## EXERCISE PROMPT
In the listing below, find every line containing "complete" and copy it out.

## DATA PROVIDED
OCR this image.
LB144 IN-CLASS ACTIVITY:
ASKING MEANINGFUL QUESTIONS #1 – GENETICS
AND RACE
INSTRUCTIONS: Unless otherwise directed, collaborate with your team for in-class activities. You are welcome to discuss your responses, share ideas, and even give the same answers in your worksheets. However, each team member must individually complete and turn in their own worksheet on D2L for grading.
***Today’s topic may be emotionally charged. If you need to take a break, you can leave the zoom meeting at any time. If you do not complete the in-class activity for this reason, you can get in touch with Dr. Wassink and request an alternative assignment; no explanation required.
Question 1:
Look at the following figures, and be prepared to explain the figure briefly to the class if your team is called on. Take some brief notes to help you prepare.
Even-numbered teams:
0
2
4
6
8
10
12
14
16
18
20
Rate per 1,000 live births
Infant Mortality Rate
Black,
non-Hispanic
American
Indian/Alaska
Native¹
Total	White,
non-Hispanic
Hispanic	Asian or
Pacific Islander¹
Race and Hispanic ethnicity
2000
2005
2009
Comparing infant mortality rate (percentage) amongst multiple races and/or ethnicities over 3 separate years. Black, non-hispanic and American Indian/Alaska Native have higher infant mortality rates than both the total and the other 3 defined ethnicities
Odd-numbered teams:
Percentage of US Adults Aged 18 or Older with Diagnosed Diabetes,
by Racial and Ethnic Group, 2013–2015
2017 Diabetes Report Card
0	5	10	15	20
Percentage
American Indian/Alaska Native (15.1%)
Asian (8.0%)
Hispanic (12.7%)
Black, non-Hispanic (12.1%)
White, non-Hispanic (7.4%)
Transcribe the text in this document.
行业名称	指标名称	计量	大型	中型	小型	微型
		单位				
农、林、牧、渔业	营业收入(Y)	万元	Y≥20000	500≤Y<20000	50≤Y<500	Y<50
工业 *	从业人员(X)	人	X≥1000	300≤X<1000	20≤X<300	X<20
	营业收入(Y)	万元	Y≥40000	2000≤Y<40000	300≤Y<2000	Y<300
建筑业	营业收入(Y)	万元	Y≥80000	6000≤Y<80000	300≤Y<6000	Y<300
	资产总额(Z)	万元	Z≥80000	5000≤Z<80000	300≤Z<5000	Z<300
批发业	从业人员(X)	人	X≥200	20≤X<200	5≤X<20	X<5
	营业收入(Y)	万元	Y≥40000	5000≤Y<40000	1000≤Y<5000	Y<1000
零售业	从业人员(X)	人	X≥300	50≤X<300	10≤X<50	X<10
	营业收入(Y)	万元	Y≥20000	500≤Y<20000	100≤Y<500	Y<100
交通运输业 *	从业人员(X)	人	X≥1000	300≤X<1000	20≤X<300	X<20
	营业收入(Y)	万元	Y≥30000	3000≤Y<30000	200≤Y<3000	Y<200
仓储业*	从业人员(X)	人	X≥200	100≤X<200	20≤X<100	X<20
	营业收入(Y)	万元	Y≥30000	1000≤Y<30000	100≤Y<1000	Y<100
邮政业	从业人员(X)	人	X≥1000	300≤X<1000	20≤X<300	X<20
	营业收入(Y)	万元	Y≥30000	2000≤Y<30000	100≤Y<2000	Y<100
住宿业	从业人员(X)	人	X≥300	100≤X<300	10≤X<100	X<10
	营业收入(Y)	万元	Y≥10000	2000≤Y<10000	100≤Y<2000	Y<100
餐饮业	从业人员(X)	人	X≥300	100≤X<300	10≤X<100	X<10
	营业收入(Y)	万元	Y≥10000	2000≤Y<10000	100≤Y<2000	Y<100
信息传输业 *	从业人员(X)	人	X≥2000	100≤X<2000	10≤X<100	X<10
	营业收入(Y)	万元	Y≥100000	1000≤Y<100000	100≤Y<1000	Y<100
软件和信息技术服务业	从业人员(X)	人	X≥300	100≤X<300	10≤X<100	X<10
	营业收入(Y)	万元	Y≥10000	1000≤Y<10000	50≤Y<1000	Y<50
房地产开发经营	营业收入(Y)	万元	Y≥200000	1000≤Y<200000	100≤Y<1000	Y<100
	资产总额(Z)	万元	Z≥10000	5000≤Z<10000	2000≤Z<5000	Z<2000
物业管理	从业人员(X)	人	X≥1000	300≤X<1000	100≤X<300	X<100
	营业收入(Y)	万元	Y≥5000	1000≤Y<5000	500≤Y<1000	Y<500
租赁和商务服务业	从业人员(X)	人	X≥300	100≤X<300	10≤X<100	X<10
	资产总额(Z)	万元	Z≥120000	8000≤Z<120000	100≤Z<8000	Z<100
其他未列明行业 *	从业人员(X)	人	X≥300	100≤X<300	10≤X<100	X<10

## WRITTEN RESPONSE
INSTRUCTIONS: Unless otherwise directed, collaborate with your team for in-class activities. You are welcome to discuss your responses, share ideas, and even give the same answers in your worksheets. However, each team member must individually complete and turn in their own worksheet on D2L for grading.
***Today’s topic may be emotionally charged. If you need to take a break, you can leave the zoom meeting at any time. If you do not complete the in-class activity for this reason, you can get in touch with Dr. Wassink and request an alternative assignment; no explanation required.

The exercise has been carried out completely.